_Set task_.
Copy every line from the material below that holds "既环保又安全".

Stored dataset items

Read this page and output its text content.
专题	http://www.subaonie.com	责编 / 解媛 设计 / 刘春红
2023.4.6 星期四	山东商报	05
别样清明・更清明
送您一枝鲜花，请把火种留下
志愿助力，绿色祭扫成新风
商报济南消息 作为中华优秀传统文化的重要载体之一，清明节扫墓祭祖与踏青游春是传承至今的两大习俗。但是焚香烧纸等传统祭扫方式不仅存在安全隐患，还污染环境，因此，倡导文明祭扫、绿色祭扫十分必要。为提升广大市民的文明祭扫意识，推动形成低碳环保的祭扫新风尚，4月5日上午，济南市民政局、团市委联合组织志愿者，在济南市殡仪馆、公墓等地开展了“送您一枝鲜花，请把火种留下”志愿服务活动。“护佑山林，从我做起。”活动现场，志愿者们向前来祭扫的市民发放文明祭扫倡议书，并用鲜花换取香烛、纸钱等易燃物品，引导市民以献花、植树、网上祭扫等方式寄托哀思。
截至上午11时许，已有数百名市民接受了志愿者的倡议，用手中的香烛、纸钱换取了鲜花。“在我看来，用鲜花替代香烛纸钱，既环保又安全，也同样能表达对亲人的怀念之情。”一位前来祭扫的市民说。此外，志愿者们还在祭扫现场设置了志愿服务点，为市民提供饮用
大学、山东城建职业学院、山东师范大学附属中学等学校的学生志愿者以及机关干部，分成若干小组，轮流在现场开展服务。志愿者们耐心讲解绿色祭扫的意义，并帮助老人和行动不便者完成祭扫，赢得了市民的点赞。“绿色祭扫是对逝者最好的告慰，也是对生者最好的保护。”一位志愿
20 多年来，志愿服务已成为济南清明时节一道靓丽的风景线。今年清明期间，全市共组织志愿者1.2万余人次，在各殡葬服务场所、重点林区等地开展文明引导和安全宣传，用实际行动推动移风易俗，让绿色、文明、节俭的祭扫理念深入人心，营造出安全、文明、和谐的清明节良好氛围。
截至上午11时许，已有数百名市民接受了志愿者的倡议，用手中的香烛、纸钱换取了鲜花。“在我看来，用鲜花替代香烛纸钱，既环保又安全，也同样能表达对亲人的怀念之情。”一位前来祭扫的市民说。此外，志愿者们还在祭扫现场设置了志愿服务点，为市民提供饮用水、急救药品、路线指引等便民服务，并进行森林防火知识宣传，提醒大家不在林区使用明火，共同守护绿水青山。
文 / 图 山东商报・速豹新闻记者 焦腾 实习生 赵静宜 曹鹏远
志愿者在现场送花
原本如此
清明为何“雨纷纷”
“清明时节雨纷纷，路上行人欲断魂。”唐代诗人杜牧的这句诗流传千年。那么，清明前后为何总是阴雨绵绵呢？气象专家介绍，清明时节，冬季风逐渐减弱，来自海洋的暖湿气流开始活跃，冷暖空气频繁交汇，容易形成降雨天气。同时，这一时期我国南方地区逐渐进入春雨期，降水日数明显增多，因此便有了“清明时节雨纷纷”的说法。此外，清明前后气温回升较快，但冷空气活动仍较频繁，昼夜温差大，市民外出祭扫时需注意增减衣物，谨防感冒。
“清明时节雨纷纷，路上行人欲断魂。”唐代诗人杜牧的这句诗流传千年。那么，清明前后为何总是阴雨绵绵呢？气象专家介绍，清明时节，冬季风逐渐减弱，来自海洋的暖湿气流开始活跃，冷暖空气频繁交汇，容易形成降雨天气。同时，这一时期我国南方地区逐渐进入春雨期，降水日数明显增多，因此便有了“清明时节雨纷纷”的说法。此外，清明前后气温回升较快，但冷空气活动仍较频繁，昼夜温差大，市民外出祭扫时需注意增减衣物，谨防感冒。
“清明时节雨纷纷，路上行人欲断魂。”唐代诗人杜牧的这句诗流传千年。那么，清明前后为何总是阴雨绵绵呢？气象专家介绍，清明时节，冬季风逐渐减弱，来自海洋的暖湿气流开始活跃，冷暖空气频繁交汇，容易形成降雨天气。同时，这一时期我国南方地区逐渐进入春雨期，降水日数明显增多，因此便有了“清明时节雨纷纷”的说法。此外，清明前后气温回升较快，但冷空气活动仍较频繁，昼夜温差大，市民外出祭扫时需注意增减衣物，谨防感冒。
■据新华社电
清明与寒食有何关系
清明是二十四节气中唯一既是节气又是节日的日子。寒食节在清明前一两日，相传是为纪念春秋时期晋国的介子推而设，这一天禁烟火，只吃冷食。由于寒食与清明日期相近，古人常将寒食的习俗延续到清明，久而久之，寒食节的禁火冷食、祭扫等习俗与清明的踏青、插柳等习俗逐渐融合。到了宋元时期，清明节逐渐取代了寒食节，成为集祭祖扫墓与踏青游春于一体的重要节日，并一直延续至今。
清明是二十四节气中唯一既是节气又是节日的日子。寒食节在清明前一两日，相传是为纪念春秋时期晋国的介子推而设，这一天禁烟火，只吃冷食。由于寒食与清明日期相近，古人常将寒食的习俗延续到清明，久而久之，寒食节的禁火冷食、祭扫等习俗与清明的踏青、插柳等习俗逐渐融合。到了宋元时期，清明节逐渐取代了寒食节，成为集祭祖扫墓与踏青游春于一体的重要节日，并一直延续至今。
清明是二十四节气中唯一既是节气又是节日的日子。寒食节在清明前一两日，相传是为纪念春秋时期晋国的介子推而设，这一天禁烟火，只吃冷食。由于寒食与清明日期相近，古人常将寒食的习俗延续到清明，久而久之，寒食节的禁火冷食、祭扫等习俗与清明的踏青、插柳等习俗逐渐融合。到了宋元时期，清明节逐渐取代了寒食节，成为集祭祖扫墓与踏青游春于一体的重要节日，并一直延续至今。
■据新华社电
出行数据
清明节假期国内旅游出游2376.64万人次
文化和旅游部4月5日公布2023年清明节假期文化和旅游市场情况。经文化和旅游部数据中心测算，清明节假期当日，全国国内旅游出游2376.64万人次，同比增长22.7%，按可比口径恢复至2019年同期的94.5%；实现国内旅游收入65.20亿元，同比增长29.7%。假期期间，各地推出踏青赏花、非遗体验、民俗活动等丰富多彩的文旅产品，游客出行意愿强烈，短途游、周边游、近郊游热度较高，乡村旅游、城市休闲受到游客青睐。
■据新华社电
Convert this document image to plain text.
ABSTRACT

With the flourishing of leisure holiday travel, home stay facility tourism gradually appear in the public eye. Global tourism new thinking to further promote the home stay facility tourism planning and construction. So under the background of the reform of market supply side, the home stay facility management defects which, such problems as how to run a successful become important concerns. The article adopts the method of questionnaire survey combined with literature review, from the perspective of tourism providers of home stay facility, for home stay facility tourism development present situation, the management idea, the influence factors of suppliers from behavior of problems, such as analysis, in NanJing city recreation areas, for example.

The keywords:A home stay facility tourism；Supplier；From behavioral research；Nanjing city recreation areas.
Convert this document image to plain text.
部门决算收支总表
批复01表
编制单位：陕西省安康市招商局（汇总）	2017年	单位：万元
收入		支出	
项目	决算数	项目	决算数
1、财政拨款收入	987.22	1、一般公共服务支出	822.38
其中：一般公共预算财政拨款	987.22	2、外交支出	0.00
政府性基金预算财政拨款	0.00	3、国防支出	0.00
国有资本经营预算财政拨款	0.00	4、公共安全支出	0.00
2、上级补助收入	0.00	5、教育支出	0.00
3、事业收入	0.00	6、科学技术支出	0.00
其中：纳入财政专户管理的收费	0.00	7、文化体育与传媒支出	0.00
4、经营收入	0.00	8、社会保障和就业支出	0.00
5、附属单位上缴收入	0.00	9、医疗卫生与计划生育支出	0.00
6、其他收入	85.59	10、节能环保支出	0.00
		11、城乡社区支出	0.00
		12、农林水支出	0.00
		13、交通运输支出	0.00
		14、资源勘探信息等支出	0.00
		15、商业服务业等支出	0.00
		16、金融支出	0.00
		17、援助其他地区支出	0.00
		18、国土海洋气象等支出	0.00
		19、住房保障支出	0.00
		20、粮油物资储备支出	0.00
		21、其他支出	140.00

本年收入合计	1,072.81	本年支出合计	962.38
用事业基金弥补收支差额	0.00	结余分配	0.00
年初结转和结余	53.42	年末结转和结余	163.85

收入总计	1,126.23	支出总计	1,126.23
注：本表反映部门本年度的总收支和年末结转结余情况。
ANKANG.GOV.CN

_Exercise output_.
截至上午11时许，已有数百名市民接受了志愿者的倡议，用手中的香烛、纸钱换取了鲜花。“在我看来，用鲜花替代香烛纸钱，既环保又安全，也同样能表达对亲人的怀念之情。”一位前来祭扫的市民说。此外，志愿者们还在祭扫现场设置了志愿服务点，为市民提供饮用
截至上午11时许，已有数百名市民接受了志愿者的倡议，用手中的香烛、纸钱换取了鲜花。“在我看来，用鲜花替代香烛纸钱，既环保又安全，也同样能表达对亲人的怀念之情。”一位前来祭扫的市民说。此外，志愿者们还在祭扫现场设置了志愿服务点，为市民提供饮用水、急救药品、路线指引等便民服务，并进行森林防火知识宣传，提醒大家不在林区使用明火，共同守护绿水青山。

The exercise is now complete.